▸ Set task: Without including any pictures, write out all the entries exactly.

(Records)
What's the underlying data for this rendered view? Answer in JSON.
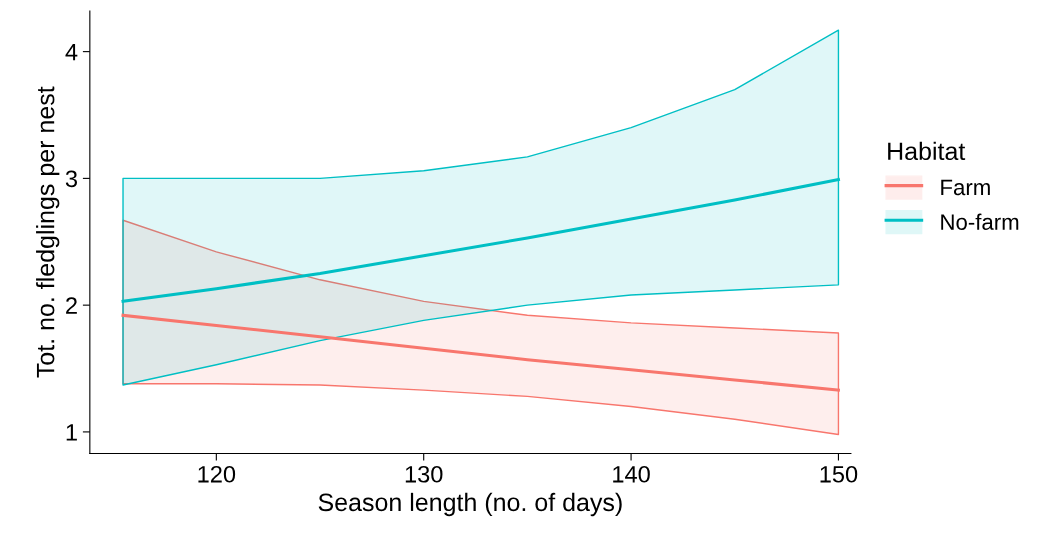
{
  "chart_data": {
    "type": "line",
    "xlabel": "Season length (no. of days)",
    "ylabel": "Tot. no. fledglings per nest",
    "legend_title": "Habitat",
    "legend": "right",
    "grid": false,
    "marker": "none",
    "line_style": "solid",
    "x": [
      115.5,
      120,
      125,
      130,
      135,
      140,
      145,
      150
    ],
    "xlim": [
      113.9,
      150.6
    ],
    "ylim": [
      0.83,
      4.32
    ],
    "xticks": [
      120,
      130,
      140,
      150
    ],
    "yticks": [
      1,
      2,
      3,
      4
    ],
    "series": [
      {
        "name": "Farm",
        "color": "#f8766d",
        "values": [
          1.92,
          1.84,
          1.75,
          1.66,
          1.57,
          1.49,
          1.41,
          1.33
        ],
        "lower": [
          1.38,
          1.38,
          1.37,
          1.33,
          1.28,
          1.2,
          1.1,
          0.98
        ],
        "upper": [
          2.67,
          2.42,
          2.2,
          2.03,
          1.92,
          1.86,
          1.82,
          1.78
        ]
      },
      {
        "name": "No-farm",
        "color": "#00bfc4",
        "values": [
          2.03,
          2.13,
          2.25,
          2.39,
          2.53,
          2.68,
          2.83,
          2.99
        ],
        "lower": [
          1.37,
          1.53,
          1.72,
          1.88,
          2.0,
          2.08,
          2.12,
          2.16
        ],
        "upper": [
          3.0,
          3.0,
          3.0,
          3.06,
          3.17,
          3.4,
          3.7,
          4.17
        ]
      }
    ]
  }
}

▸ Solution for this task:
What's the underlying data for this rendered view? Answer in JSON.
{
  "chart_data": {
    "type": "line",
    "xlabel": "Season length (no. of days)",
    "ylabel": "Tot. no. fledglings per nest",
    "legend_title": "Habitat",
    "legend": "right",
    "grid": false,
    "marker": "none",
    "line_style": "solid",
    "x": [
      115.5,
      120,
      125,
      130,
      135,
      140,
      145,
      150
    ],
    "xlim": [
      113.9,
      150.6
    ],
    "ylim": [
      0.83,
      4.32
    ],
    "xticks": [
      120,
      130,
      140,
      150
    ],
    "yticks": [
      1,
      2,
      3,
      4
    ],
    "series": [
      {
        "name": "Farm",
        "color": "#f8766d",
        "values": [
          1.92,
          1.84,
          1.75,
          1.66,
          1.57,
          1.49,
          1.41,
          1.33
        ],
        "lower": [
          1.38,
          1.38,
          1.37,
          1.33,
          1.28,
          1.2,
          1.1,
          0.98
        ],
        "upper": [
          2.67,
          2.42,
          2.2,
          2.03,
          1.92,
          1.86,
          1.82,
          1.78
        ]
      },
      {
        "name": "No-farm",
        "color": "#00bfc4",
        "values": [
          2.03,
          2.13,
          2.25,
          2.39,
          2.53,
          2.68,
          2.83,
          2.99
        ],
        "lower": [
          1.37,
          1.53,
          1.72,
          1.88,
          2.0,
          2.08,
          2.12,
          2.16
        ],
        "upper": [
          3.0,
          3.0,
          3.0,
          3.06,
          3.17,
          3.4,
          3.7,
          4.17
        ]
      }
    ]
  }
}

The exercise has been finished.